REQUIREMENTS
Reproduce the lines below word for word.

PROVIDED MATERIAL
— START —

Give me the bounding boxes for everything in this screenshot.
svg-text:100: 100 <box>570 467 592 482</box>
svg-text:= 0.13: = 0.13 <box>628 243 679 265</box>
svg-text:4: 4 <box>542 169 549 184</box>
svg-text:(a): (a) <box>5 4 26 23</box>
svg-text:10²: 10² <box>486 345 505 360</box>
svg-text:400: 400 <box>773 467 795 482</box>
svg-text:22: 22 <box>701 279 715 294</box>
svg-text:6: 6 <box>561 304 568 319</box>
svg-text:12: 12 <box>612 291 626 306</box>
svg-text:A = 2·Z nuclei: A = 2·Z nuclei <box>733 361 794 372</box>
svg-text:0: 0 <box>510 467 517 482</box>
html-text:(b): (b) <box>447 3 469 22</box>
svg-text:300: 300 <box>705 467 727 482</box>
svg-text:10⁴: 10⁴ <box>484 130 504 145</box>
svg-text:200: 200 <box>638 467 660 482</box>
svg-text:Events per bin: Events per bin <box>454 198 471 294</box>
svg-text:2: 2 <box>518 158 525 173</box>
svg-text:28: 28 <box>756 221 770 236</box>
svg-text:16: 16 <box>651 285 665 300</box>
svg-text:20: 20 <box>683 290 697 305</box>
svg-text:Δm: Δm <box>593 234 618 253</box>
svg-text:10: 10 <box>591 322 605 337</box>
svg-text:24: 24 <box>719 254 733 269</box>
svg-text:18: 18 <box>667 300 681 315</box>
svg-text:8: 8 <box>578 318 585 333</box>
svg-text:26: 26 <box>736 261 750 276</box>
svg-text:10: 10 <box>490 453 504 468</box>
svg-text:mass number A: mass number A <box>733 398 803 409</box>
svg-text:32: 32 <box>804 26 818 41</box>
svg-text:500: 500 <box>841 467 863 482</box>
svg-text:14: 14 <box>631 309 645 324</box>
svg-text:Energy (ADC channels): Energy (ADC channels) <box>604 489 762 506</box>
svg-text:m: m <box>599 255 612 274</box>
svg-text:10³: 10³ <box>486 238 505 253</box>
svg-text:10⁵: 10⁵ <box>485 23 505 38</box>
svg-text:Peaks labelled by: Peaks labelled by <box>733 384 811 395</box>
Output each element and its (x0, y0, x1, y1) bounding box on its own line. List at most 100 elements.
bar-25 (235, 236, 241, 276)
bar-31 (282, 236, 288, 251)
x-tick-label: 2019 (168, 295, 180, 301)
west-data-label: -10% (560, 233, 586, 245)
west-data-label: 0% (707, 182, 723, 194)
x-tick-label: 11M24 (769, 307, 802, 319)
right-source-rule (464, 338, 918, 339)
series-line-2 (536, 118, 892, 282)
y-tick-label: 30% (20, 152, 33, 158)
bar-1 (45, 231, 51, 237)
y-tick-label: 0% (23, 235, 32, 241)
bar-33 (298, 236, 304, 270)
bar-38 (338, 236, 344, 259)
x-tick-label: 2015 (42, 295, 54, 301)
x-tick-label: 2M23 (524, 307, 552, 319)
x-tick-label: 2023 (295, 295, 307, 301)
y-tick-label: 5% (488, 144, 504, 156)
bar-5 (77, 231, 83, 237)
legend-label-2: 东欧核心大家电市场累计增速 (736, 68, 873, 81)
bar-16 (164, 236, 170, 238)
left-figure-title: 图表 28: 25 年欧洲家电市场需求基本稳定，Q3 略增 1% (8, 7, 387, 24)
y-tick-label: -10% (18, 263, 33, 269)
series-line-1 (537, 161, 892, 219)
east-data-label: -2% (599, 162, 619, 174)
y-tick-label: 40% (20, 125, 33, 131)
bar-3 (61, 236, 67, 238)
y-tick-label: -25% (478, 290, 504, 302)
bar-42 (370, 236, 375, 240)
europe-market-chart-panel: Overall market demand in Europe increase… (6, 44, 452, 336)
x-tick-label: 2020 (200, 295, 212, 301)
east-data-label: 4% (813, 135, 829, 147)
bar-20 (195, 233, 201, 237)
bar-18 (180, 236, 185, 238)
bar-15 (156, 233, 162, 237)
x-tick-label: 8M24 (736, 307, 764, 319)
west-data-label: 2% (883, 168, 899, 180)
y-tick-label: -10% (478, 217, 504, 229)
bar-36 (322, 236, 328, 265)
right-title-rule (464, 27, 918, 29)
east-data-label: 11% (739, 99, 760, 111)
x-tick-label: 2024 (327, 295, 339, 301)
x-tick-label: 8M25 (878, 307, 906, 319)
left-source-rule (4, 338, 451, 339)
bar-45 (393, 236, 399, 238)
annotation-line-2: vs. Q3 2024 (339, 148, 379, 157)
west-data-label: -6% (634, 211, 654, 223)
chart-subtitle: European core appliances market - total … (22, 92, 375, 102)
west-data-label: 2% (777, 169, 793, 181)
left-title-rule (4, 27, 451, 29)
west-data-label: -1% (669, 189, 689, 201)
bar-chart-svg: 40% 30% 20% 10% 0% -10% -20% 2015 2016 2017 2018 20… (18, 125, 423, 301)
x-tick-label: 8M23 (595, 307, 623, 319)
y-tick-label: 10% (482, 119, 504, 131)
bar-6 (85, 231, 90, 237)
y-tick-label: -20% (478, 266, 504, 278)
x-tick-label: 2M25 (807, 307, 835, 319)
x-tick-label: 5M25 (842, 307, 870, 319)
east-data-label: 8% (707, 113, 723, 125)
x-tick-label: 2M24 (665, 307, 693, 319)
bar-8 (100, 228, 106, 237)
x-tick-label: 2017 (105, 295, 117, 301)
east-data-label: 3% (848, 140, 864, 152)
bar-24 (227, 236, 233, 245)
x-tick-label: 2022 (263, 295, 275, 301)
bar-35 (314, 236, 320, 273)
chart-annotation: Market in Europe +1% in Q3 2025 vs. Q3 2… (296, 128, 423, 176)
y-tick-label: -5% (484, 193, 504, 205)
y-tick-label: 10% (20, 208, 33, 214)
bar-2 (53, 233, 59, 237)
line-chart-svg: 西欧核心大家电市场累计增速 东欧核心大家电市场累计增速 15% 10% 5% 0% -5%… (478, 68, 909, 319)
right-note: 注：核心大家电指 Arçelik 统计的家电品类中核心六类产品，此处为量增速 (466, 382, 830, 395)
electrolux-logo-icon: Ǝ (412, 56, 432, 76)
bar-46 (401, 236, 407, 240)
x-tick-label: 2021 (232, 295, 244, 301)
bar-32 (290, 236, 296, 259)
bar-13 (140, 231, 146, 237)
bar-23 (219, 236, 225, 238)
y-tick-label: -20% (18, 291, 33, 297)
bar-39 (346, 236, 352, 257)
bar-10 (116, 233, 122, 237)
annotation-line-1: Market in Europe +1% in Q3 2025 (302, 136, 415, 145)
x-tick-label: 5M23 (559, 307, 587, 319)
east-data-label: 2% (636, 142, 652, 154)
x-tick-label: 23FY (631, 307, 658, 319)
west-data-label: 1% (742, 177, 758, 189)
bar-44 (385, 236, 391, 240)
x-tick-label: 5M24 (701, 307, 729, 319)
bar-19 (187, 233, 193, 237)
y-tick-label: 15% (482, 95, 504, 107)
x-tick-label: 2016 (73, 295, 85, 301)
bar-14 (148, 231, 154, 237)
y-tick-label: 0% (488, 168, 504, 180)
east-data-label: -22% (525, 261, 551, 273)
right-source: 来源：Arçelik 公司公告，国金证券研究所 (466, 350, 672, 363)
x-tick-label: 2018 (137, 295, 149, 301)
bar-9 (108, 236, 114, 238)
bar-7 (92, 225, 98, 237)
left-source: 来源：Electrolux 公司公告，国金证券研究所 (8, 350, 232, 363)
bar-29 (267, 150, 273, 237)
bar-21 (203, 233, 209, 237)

— END —

WORKED SOLUTION
Give me the bounding boxes for everything in this screenshot.
svg-text:100: 100 <box>570 467 592 482</box>
svg-text:= 0.13: = 0.13 <box>628 243 679 265</box>
svg-text:4: 4 <box>542 169 549 184</box>
svg-text:(a): (a) <box>5 4 26 23</box>
svg-text:10²: 10² <box>486 345 505 360</box>
svg-text:400: 400 <box>773 467 795 482</box>
svg-text:22: 22 <box>701 279 715 294</box>
svg-text:6: 6 <box>561 304 568 319</box>
svg-text:12: 12 <box>612 291 626 306</box>
svg-text:A = 2·Z nuclei: A = 2·Z nuclei <box>733 361 794 372</box>
svg-text:0: 0 <box>510 467 517 482</box>
html-text:(b): (b) <box>447 3 469 22</box>
svg-text:300: 300 <box>705 467 727 482</box>
svg-text:10⁴: 10⁴ <box>484 130 504 145</box>
svg-text:200: 200 <box>638 467 660 482</box>
svg-text:Events per bin: Events per bin <box>454 198 471 294</box>
svg-text:2: 2 <box>518 158 525 173</box>
svg-text:28: 28 <box>756 221 770 236</box>
svg-text:16: 16 <box>651 285 665 300</box>
svg-text:20: 20 <box>683 290 697 305</box>
svg-text:Δm: Δm <box>593 234 618 253</box>
svg-text:10: 10 <box>591 322 605 337</box>
svg-text:24: 24 <box>719 254 733 269</box>
svg-text:18: 18 <box>667 300 681 315</box>
svg-text:8: 8 <box>578 318 585 333</box>
svg-text:26: 26 <box>736 261 750 276</box>
svg-text:10: 10 <box>490 453 504 468</box>
svg-text:mass number A: mass number A <box>733 398 803 409</box>
svg-text:32: 32 <box>804 26 818 41</box>
svg-text:500: 500 <box>841 467 863 482</box>
svg-text:14: 14 <box>631 309 645 324</box>
svg-text:Energy (ADC channels): Energy (ADC channels) <box>604 489 762 506</box>
svg-text:m: m <box>599 255 612 274</box>
svg-text:10³: 10³ <box>486 238 505 253</box>
svg-text:10⁵: 10⁵ <box>485 23 505 38</box>
svg-text:Peaks labelled by: Peaks labelled by <box>733 384 811 395</box>
Output each element and its (x0, y0, x1, y1) bounding box on its own line. List at most 100 elements.
bar-25 (235, 236, 241, 276)
bar-31 (282, 236, 288, 251)
x-tick-label: 2019 (168, 295, 180, 301)
west-data-label: -10% (560, 233, 586, 245)
west-data-label: 0% (707, 182, 723, 194)
x-tick-label: 11M24 (769, 307, 802, 319)
right-source-rule (464, 338, 918, 339)
series-line-2 (536, 118, 892, 282)
y-tick-label: 30% (20, 152, 33, 158)
bar-1 (45, 231, 51, 237)
y-tick-label: 0% (23, 235, 32, 241)
bar-33 (298, 236, 304, 270)
bar-38 (338, 236, 344, 259)
x-tick-label: 2015 (42, 295, 54, 301)
x-tick-label: 2M23 (524, 307, 552, 319)
x-tick-label: 2023 (295, 295, 307, 301)
y-tick-label: 5% (488, 144, 504, 156)
bar-5 (77, 231, 83, 237)
legend-label-2: 东欧核心大家电市场累计增速 (736, 68, 873, 81)
bar-16 (164, 236, 170, 238)
left-figure-title: 图表 28: 25 年欧洲家电市场需求基本稳定，Q3 略增 1% (8, 7, 387, 24)
y-tick-label: -10% (18, 263, 33, 269)
series-line-1 (537, 161, 892, 219)
east-data-label: -2% (599, 162, 619, 174)
y-tick-label: 40% (20, 125, 33, 131)
bar-3 (61, 236, 67, 238)
y-tick-label: -25% (478, 290, 504, 302)
bar-42 (370, 236, 375, 240)
europe-market-chart-panel: Overall market demand in Europe increase… (6, 44, 452, 336)
x-tick-label: 2020 (200, 295, 212, 301)
east-data-label: 4% (813, 135, 829, 147)
bar-20 (195, 233, 201, 237)
bar-18 (180, 236, 185, 238)
bar-15 (156, 233, 162, 237)
x-tick-label: 8M24 (736, 307, 764, 319)
west-data-label: 2% (883, 168, 899, 180)
y-tick-label: -10% (478, 217, 504, 229)
bar-36 (322, 236, 328, 265)
right-title-rule (464, 27, 918, 29)
east-data-label: 11% (739, 99, 760, 111)
x-tick-label: 2024 (327, 295, 339, 301)
x-tick-label: 8M25 (878, 307, 906, 319)
left-source-rule (4, 338, 451, 339)
bar-45 (393, 236, 399, 238)
annotation-line-2: vs. Q3 2024 (339, 148, 379, 157)
west-data-label: -6% (634, 211, 654, 223)
chart-subtitle: European core appliances market - total … (22, 92, 375, 102)
west-data-label: 2% (777, 169, 793, 181)
left-title-rule (4, 27, 451, 29)
west-data-label: -1% (669, 189, 689, 201)
bar-chart-svg: 40% 30% 20% 10% 0% -10% -20% 2015 2016 2017 2018 20… (18, 125, 423, 301)
x-tick-label: 8M23 (595, 307, 623, 319)
y-tick-label: 10% (482, 119, 504, 131)
bar-6 (85, 231, 90, 237)
y-tick-label: -20% (478, 266, 504, 278)
x-tick-label: 2M25 (807, 307, 835, 319)
x-tick-label: 5M25 (842, 307, 870, 319)
east-data-label: 8% (707, 113, 723, 125)
x-tick-label: 2M24 (665, 307, 693, 319)
bar-8 (100, 228, 106, 237)
x-tick-label: 2017 (105, 295, 117, 301)
east-data-label: 3% (848, 140, 864, 152)
bar-24 (227, 236, 233, 245)
x-tick-label: 2022 (263, 295, 275, 301)
bar-35 (314, 236, 320, 273)
chart-annotation: Market in Europe +1% in Q3 2025 vs. Q3 2… (296, 128, 423, 176)
y-tick-label: -5% (484, 193, 504, 205)
y-tick-label: 10% (20, 208, 33, 214)
bar-2 (53, 233, 59, 237)
line-chart-svg: 西欧核心大家电市场累计增速 东欧核心大家电市场累计增速 15% 10% 5% 0% -5%… (478, 68, 909, 319)
right-note: 注：核心大家电指 Arçelik 统计的家电品类中核心六类产品，此处为量增速 (466, 382, 830, 395)
electrolux-logo-icon: Ǝ (412, 56, 432, 76)
bar-46 (401, 236, 407, 240)
x-tick-label: 2021 (232, 295, 244, 301)
bar-32 (290, 236, 296, 259)
bar-13 (140, 231, 146, 237)
bar-23 (219, 236, 225, 238)
y-tick-label: -20% (18, 291, 33, 297)
bar-39 (346, 236, 352, 257)
bar-10 (116, 233, 122, 237)
annotation-line-1: Market in Europe +1% in Q3 2025 (302, 136, 415, 145)
x-tick-label: 5M23 (559, 307, 587, 319)
east-data-label: 2% (636, 142, 652, 154)
x-tick-label: 23FY (631, 307, 658, 319)
west-data-label: 1% (742, 177, 758, 189)
bar-44 (385, 236, 391, 240)
x-tick-label: 5M24 (701, 307, 729, 319)
bar-19 (187, 233, 193, 237)
y-tick-label: 15% (482, 95, 504, 107)
x-tick-label: 2016 (73, 295, 85, 301)
bar-14 (148, 231, 154, 237)
y-tick-label: 0% (488, 168, 504, 180)
east-data-label: -22% (525, 261, 551, 273)
right-source: 来源：Arçelik 公司公告，国金证券研究所 (466, 350, 672, 363)
x-tick-label: 2018 (137, 295, 149, 301)
bar-9 (108, 236, 114, 238)
bar-7 (92, 225, 98, 237)
left-source: 来源：Electrolux 公司公告，国金证券研究所 (8, 350, 232, 363)
bar-29 (267, 150, 273, 237)
bar-21 (203, 233, 209, 237)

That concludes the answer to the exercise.